_Task description_. Do not include the pictures; repeat the rest of the data exactly.

_Extracted data_.
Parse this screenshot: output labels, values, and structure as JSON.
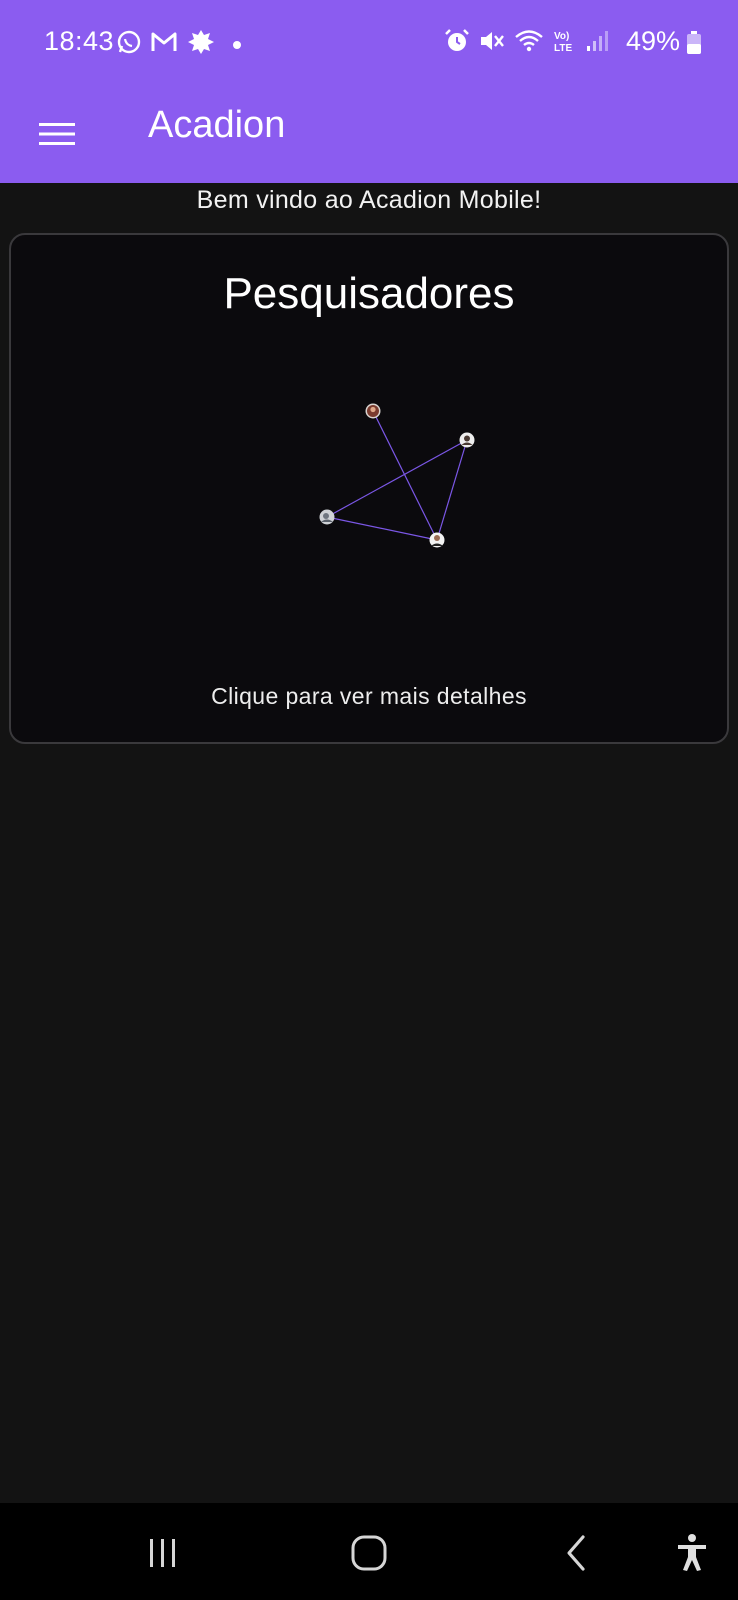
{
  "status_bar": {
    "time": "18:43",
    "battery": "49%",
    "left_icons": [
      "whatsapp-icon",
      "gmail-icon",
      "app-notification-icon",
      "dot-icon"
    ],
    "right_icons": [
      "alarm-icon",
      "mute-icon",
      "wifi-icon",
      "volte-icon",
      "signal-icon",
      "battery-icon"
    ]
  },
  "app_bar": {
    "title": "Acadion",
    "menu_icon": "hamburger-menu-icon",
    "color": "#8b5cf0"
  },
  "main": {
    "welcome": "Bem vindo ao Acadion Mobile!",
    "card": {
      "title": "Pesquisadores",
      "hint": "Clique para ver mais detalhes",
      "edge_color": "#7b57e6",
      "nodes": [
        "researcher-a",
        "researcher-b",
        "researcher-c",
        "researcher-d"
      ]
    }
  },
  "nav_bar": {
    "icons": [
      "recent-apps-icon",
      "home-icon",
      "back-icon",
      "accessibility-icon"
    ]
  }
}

_Result_.
Parse this screenshot: output labels, values, and structure as JSON.
{
  "status_bar": {
    "time": "18:43",
    "battery": "49%",
    "left_icons": [
      "whatsapp-icon",
      "gmail-icon",
      "app-notification-icon",
      "dot-icon"
    ],
    "right_icons": [
      "alarm-icon",
      "mute-icon",
      "wifi-icon",
      "volte-icon",
      "signal-icon",
      "battery-icon"
    ]
  },
  "app_bar": {
    "title": "Acadion",
    "menu_icon": "hamburger-menu-icon",
    "color": "#8b5cf0"
  },
  "main": {
    "welcome": "Bem vindo ao Acadion Mobile!",
    "card": {
      "title": "Pesquisadores",
      "hint": "Clique para ver mais detalhes",
      "edge_color": "#7b57e6",
      "nodes": [
        "researcher-a",
        "researcher-b",
        "researcher-c",
        "researcher-d"
      ]
    }
  },
  "nav_bar": {
    "icons": [
      "recent-apps-icon",
      "home-icon",
      "back-icon",
      "accessibility-icon"
    ]
  }
}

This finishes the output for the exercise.